Brano selezionato:
☆ ☆ ☆ ☆

Le ferite dello Spirito non guariscono e lasciano vistose cicatrici…
Maria Borio, nata nel 1985, si è laureata in Lettere ed è dottore di ricerca in letteratura italiana. Ha pubblicato le raccolte Vite unite (XII Quaderno italiano di poesia contemporanea, Marcos y Marcos, Milano 2015) e L’altro limite (Lieticolle, Pordenone-Faloppio 2017). Ha scritto le monografie Satura. Da Montale alla lirica contemporanea (Serra, Pisa 2013) e Poetiche e individui. La poesia italiana dal 1970 al 2000 (Marsilio, Venezia 2018). Cura la sezione poesia di “Nuovi Argomenti”. Trasparenza è il suo primo libro di poesia.
Il Punto di vista di Giorgio Linguaglossa
«Le ferite dello Spirito guariscono senza lasciare cicatrici», lo ha scritto Hegel, sono le parole finali della Fenomenologia dello spirito, che io però interpreto à rebours: Le ferite dello Spirito non guariscono e lasciano vistose cicatrici… E questo libro di Maria Borio lo lascia intendere con molta chiarezza al di là delle intenzioni dell’autrice, è la natura delle contraddizioni stilistiche che qui emerge in modo palese. La
«Trasparenza» di cui si narra nel libro è la invisibilità delle cicatrici che riposano sul corpo martoriato dello Spirito, invisibilità appena impercettibile che alligna sotto il pelo d’acqua di una scrittura nitida e sottile e avvolgente, metà poesia metà prosa breve alla maniera della scrittura poetica materiatasi nel post-novecento di questi ultimi lustri; la «voce» contiene in sé una voce «trasparente», quasi che la trasparenza la si voglia ostendere e nascondere nell’elemento dialogico, nella forma narrante della terza persona, dell’estraneo che ci abita e che sembra governare tutte le cose ma che invece ne è succube, prigioniero dell’esterno e dell’esteriorità e della chiacchiera del «si».

☆ ☆ ☆ ☆

Dati:

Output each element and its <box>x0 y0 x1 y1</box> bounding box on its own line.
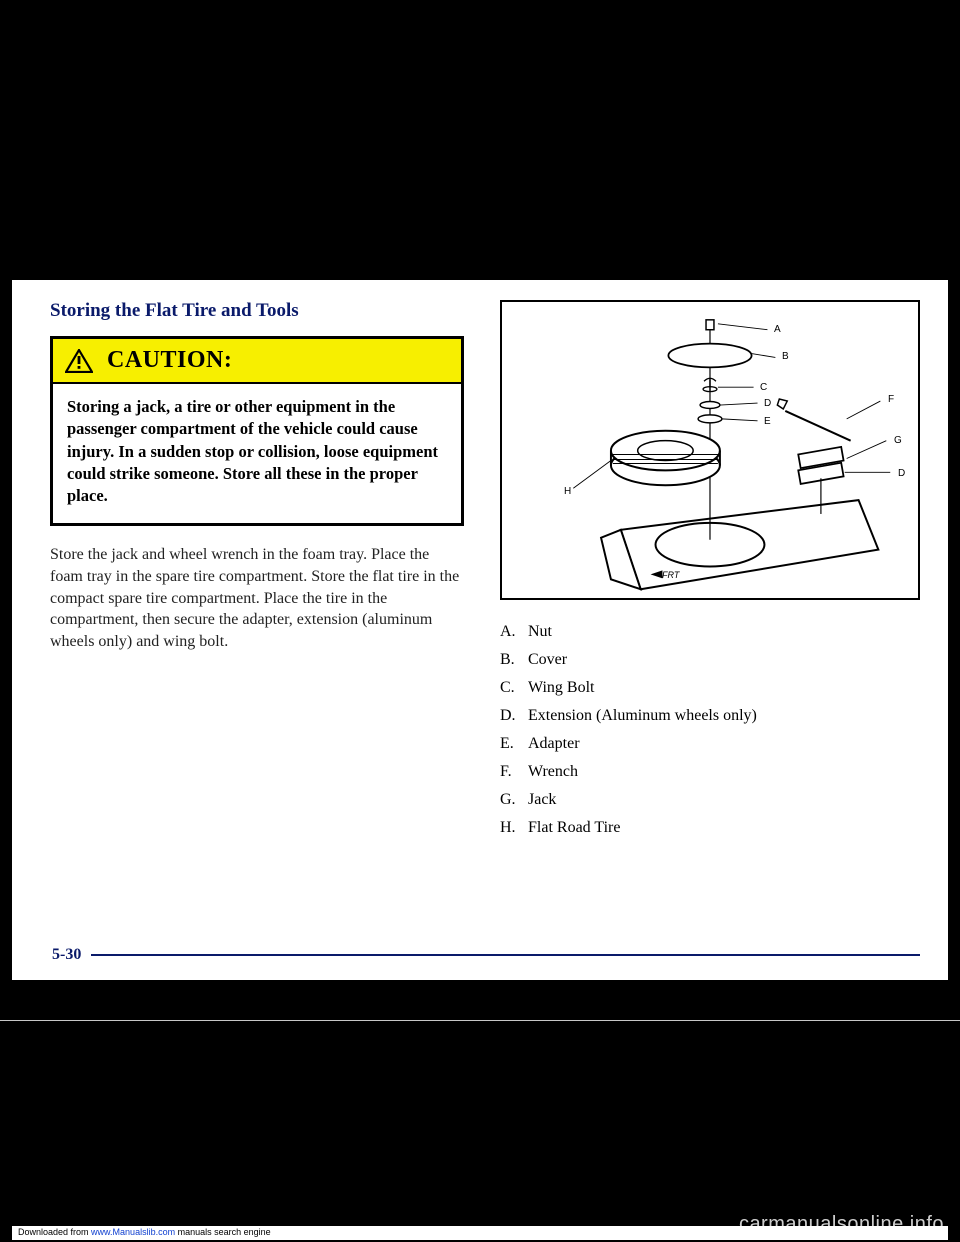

☆ ☆ ☆ ☆

Obiettivo del compito:
Rispondi in base al brano su Maria Borio:
(a) In che anno è nata Maria Borio?
(b) Di quale sezione di "Nuovi Argomenti" si occupa?
(c) Da quale opera di Hegel provengono le parole citate all'inizio del Punto di vista di Giorgio Linguaglossa?
Per questo lavoro i dati non sono necessari.

Risultato atteso:
(a) Maria Borio è nata nel 1985.
(b) Cura la sezione poesia di "Nuovi Argomenti".
(c) Sono le parole finali della Fenomenologia dello spirito.